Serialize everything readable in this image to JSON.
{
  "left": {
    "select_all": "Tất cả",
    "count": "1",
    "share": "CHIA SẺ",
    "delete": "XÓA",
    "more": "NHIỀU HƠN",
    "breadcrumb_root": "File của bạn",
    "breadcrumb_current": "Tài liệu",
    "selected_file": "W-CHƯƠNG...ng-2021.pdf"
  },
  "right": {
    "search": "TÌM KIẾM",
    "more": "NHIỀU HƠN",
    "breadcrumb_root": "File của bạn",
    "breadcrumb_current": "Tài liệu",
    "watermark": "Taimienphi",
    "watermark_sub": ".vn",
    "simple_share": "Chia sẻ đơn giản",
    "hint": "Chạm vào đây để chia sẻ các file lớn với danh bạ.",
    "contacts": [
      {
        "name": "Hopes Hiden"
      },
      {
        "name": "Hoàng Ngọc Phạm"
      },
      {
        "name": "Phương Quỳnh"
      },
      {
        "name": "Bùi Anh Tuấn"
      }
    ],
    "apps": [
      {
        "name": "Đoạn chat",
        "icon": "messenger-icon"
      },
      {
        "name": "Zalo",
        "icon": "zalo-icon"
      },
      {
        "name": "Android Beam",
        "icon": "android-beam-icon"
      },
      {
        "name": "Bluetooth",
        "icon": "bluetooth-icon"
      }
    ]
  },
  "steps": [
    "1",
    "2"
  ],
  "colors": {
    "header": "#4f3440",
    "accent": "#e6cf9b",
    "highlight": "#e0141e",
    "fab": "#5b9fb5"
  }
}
+++
### Exercise directions
Reproduce the material verbatim, line by line.

### Answer to this exercise
Serialize everything readable in this image to JSON.
{
  "left": {
    "select_all": "Tất cả",
    "count": "1",
    "share": "CHIA SẺ",
    "delete": "XÓA",
    "more": "NHIỀU HƠN",
    "breadcrumb_root": "File của bạn",
    "breadcrumb_current": "Tài liệu",
    "selected_file": "W-CHƯƠNG...ng-2021.pdf"
  },
  "right": {
    "search": "TÌM KIẾM",
    "more": "NHIỀU HƠN",
    "breadcrumb_root": "File của bạn",
    "breadcrumb_current": "Tài liệu",
    "watermark": "Taimienphi",
    "watermark_sub": ".vn",
    "simple_share": "Chia sẻ đơn giản",
    "hint": "Chạm vào đây để chia sẻ các file lớn với danh bạ.",
    "contacts": [
      {
        "name": "Hopes Hiden"
      },
      {
        "name": "Hoàng Ngọc Phạm"
      },
      {
        "name": "Phương Quỳnh"
      },
      {
        "name": "Bùi Anh Tuấn"
      }
    ],
    "apps": [
      {
        "name": "Đoạn chat",
        "icon": "messenger-icon"
      },
      {
        "name": "Zalo",
        "icon": "zalo-icon"
      },
      {
        "name": "Android Beam",
        "icon": "android-beam-icon"
      },
      {
        "name": "Bluetooth",
        "icon": "bluetooth-icon"
      }
    ]
  },
  "steps": [
    "1",
    "2"
  ],
  "colors": {
    "header": "#4f3440",
    "accent": "#e6cf9b",
    "highlight": "#e0141e",
    "fab": "#5b9fb5"
  }
}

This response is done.